[START Data to process]

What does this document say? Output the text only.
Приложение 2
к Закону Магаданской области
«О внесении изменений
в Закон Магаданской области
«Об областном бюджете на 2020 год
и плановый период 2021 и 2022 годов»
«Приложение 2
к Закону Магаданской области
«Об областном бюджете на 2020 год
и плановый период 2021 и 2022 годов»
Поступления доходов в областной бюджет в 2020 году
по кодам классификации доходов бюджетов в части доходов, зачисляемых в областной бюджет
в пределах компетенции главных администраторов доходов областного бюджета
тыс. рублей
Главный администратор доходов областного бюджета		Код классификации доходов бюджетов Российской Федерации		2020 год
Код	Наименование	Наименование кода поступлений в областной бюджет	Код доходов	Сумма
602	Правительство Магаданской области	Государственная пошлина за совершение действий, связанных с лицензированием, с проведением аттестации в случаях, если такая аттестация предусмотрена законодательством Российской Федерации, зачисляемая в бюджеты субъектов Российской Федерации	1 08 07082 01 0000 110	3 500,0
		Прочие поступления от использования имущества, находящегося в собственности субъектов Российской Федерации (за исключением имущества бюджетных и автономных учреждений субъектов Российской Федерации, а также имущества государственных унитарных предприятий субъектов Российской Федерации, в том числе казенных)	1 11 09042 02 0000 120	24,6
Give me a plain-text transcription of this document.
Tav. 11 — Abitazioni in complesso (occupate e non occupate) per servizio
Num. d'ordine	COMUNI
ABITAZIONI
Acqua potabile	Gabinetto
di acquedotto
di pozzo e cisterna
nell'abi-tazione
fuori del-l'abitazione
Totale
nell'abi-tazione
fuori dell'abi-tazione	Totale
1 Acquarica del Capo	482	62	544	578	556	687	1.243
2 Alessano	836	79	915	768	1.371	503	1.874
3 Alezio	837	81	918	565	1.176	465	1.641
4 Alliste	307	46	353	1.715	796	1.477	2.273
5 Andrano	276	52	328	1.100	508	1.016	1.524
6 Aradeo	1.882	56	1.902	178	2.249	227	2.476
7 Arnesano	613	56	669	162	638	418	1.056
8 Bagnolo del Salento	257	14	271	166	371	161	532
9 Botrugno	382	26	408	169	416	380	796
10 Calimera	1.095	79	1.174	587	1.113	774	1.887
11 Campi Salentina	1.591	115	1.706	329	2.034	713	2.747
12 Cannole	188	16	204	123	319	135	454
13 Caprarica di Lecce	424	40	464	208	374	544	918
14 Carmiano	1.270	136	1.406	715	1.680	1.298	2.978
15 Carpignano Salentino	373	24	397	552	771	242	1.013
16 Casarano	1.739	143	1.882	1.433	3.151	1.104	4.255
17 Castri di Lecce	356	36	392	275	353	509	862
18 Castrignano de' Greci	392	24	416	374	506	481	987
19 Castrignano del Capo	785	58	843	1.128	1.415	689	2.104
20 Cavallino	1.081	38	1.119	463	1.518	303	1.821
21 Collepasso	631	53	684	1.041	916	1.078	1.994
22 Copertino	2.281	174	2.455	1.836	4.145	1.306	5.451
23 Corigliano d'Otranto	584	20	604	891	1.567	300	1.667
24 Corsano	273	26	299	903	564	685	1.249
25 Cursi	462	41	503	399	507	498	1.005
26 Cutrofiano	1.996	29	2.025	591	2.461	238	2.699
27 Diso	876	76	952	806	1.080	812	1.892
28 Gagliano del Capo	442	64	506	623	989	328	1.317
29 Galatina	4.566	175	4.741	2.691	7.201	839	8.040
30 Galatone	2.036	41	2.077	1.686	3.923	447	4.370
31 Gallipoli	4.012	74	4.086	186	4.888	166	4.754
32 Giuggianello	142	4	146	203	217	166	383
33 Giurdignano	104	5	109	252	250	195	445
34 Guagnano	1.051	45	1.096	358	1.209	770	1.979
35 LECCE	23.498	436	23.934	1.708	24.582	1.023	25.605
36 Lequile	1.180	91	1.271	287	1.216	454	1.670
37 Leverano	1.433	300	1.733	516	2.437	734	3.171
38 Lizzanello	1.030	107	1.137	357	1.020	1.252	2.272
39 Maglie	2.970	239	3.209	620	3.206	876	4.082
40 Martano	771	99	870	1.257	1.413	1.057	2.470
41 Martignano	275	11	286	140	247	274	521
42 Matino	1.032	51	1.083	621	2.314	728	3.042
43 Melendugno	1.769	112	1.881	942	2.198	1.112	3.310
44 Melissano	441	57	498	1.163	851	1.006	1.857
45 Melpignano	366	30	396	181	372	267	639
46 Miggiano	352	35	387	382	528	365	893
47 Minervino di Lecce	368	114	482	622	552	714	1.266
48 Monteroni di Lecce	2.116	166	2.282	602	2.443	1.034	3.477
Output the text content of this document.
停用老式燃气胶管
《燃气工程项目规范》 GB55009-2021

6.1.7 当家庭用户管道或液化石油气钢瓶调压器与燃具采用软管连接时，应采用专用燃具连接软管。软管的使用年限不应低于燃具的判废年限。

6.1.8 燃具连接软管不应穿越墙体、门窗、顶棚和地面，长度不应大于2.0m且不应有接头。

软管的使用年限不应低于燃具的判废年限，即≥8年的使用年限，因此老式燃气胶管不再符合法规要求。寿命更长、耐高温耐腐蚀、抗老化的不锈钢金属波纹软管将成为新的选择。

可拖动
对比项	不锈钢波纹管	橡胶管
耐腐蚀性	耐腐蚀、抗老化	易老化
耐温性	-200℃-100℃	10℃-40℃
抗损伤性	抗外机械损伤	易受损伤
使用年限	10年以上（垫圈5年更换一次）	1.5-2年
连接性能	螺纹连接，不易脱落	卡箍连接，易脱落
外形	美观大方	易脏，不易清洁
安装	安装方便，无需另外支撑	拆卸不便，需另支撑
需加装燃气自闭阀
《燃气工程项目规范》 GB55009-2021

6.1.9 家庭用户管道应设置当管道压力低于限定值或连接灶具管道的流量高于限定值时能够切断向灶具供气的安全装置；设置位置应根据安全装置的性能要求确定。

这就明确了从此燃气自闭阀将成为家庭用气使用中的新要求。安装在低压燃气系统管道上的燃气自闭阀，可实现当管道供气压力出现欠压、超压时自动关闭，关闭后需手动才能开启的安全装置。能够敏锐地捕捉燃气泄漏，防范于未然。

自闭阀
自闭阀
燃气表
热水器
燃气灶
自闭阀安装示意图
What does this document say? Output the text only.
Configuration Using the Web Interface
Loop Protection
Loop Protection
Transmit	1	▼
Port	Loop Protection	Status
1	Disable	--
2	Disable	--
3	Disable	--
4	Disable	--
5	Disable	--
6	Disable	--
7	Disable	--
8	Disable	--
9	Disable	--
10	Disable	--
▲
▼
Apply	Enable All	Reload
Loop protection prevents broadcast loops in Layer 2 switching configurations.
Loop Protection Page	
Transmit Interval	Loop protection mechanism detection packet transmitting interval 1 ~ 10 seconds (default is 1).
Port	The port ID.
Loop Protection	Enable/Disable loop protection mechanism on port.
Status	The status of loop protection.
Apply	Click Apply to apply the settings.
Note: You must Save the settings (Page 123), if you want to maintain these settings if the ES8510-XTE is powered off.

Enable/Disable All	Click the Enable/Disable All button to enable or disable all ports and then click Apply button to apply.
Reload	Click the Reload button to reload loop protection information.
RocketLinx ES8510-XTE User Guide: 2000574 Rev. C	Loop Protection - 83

[END Data to process]

Take the entries and copy them out exactly.

## Response
What does this document say? Output the text only.
Приложение 2
к Закону Магаданской области
«О внесении изменений
в Закон Магаданской области
«Об областном бюджете на 2020 год
и плановый период 2021 и 2022 годов»
«Приложение 2
к Закону Магаданской области
«Об областном бюджете на 2020 год
и плановый период 2021 и 2022 годов»
Поступления доходов в областной бюджет в 2020 году
по кодам классификации доходов бюджетов в части доходов, зачисляемых в областной бюджет
в пределах компетенции главных администраторов доходов областного бюджета
тыс. рублей
Главный администратор доходов областного бюджета		Код классификации доходов бюджетов Российской Федерации		2020 год
Код	Наименование	Наименование кода поступлений в областной бюджет	Код доходов	Сумма
602	Правительство Магаданской области	Государственная пошлина за совершение действий, связанных с лицензированием, с проведением аттестации в случаях, если такая аттестация предусмотрена законодательством Российской Федерации, зачисляемая в бюджеты субъектов Российской Федерации	1 08 07082 01 0000 110	3 500,0
		Прочие поступления от использования имущества, находящегося в собственности субъектов Российской Федерации (за исключением имущества бюджетных и автономных учреждений субъектов Российской Федерации, а также имущества государственных унитарных предприятий субъектов Российской Федерации, в том числе казенных)	1 11 09042 02 0000 120	24,6
Give me a plain-text transcription of this document.
Tav. 11 — Abitazioni in complesso (occupate e non occupate) per servizio
Num. d'ordine	COMUNI
ABITAZIONI
Acqua potabile	Gabinetto
di acquedotto
di pozzo e cisterna
nell'abi-tazione
fuori del-l'abitazione
Totale
nell'abi-tazione
fuori dell'abi-tazione	Totale
1 Acquarica del Capo	482	62	544	578	556	687	1.243
2 Alessano	836	79	915	768	1.371	503	1.874
3 Alezio	837	81	918	565	1.176	465	1.641
4 Alliste	307	46	353	1.715	796	1.477	2.273
5 Andrano	276	52	328	1.100	508	1.016	1.524
6 Aradeo	1.882	56	1.902	178	2.249	227	2.476
7 Arnesano	613	56	669	162	638	418	1.056
8 Bagnolo del Salento	257	14	271	166	371	161	532
9 Botrugno	382	26	408	169	416	380	796
10 Calimera	1.095	79	1.174	587	1.113	774	1.887
11 Campi Salentina	1.591	115	1.706	329	2.034	713	2.747
12 Cannole	188	16	204	123	319	135	454
13 Caprarica di Lecce	424	40	464	208	374	544	918
14 Carmiano	1.270	136	1.406	715	1.680	1.298	2.978
15 Carpignano Salentino	373	24	397	552	771	242	1.013
16 Casarano	1.739	143	1.882	1.433	3.151	1.104	4.255
17 Castri di Lecce	356	36	392	275	353	509	862
18 Castrignano de' Greci	392	24	416	374	506	481	987
19 Castrignano del Capo	785	58	843	1.128	1.415	689	2.104
20 Cavallino	1.081	38	1.119	463	1.518	303	1.821
21 Collepasso	631	53	684	1.041	916	1.078	1.994
22 Copertino	2.281	174	2.455	1.836	4.145	1.306	5.451
23 Corigliano d'Otranto	584	20	604	891	1.567	300	1.667
24 Corsano	273	26	299	903	564	685	1.249
25 Cursi	462	41	503	399	507	498	1.005
26 Cutrofiano	1.996	29	2.025	591	2.461	238	2.699
27 Diso	876	76	952	806	1.080	812	1.892
28 Gagliano del Capo	442	64	506	623	989	328	1.317
29 Galatina	4.566	175	4.741	2.691	7.201	839	8.040
30 Galatone	2.036	41	2.077	1.686	3.923	447	4.370
31 Gallipoli	4.012	74	4.086	186	4.888	166	4.754
32 Giuggianello	142	4	146	203	217	166	383
33 Giurdignano	104	5	109	252	250	195	445
34 Guagnano	1.051	45	1.096	358	1.209	770	1.979
35 LECCE	23.498	436	23.934	1.708	24.582	1.023	25.605
36 Lequile	1.180	91	1.271	287	1.216	454	1.670
37 Leverano	1.433	300	1.733	516	2.437	734	3.171
38 Lizzanello	1.030	107	1.137	357	1.020	1.252	2.272
39 Maglie	2.970	239	3.209	620	3.206	876	4.082
40 Martano	771	99	870	1.257	1.413	1.057	2.470
41 Martignano	275	11	286	140	247	274	521
42 Matino	1.032	51	1.083	621	2.314	728	3.042
43 Melendugno	1.769	112	1.881	942	2.198	1.112	3.310
44 Melissano	441	57	498	1.163	851	1.006	1.857
45 Melpignano	366	30	396	181	372	267	639
46 Miggiano	352	35	387	382	528	365	893
47 Minervino di Lecce	368	114	482	622	552	714	1.266
48 Monteroni di Lecce	2.116	166	2.282	602	2.443	1.034	3.477
Output the text content of this document.
停用老式燃气胶管
《燃气工程项目规范》 GB55009-2021

6.1.7 当家庭用户管道或液化石油气钢瓶调压器与燃具采用软管连接时，应采用专用燃具连接软管。软管的使用年限不应低于燃具的判废年限。

6.1.8 燃具连接软管不应穿越墙体、门窗、顶棚和地面，长度不应大于2.0m且不应有接头。

软管的使用年限不应低于燃具的判废年限，即≥8年的使用年限，因此老式燃气胶管不再符合法规要求。寿命更长、耐高温耐腐蚀、抗老化的不锈钢金属波纹软管将成为新的选择。

可拖动
对比项	不锈钢波纹管	橡胶管
耐腐蚀性	耐腐蚀、抗老化	易老化
耐温性	-200℃-100℃	10℃-40℃
抗损伤性	抗外机械损伤	易受损伤
使用年限	10年以上（垫圈5年更换一次）	1.5-2年
连接性能	螺纹连接，不易脱落	卡箍连接，易脱落
外形	美观大方	易脏，不易清洁
安装	安装方便，无需另外支撑	拆卸不便，需另支撑
需加装燃气自闭阀
《燃气工程项目规范》 GB55009-2021

6.1.9 家庭用户管道应设置当管道压力低于限定值或连接灶具管道的流量高于限定值时能够切断向灶具供气的安全装置；设置位置应根据安全装置的性能要求确定。

这就明确了从此燃气自闭阀将成为家庭用气使用中的新要求。安装在低压燃气系统管道上的燃气自闭阀，可实现当管道供气压力出现欠压、超压时自动关闭，关闭后需手动才能开启的安全装置。能够敏锐地捕捉燃气泄漏，防范于未然。

自闭阀
自闭阀
燃气表
热水器
燃气灶
自闭阀安装示意图
What does this document say? Output the text only.
Configuration Using the Web Interface
Loop Protection
Loop Protection
Transmit	1	▼
Port	Loop Protection	Status
1	Disable	--
2	Disable	--
3	Disable	--
4	Disable	--
5	Disable	--
6	Disable	--
7	Disable	--
8	Disable	--
9	Disable	--
10	Disable	--
▲
▼
Apply	Enable All	Reload
Loop protection prevents broadcast loops in Layer 2 switching configurations.
Loop Protection Page	
Transmit Interval	Loop protection mechanism detection packet transmitting interval 1 ~ 10 seconds (default is 1).
Port	The port ID.
Loop Protection	Enable/Disable loop protection mechanism on port.
Status	The status of loop protection.
Apply	Click Apply to apply the settings.
Note: You must Save the settings (Page 123), if you want to maintain these settings if the ES8510-XTE is powered off.

Enable/Disable All	Click the Enable/Disable All button to enable or disable all ports and then click Apply button to apply.
Reload	Click the Reload button to reload loop protection information.
RocketLinx ES8510-XTE User Guide: 2000574 Rev. C	Loop Protection - 83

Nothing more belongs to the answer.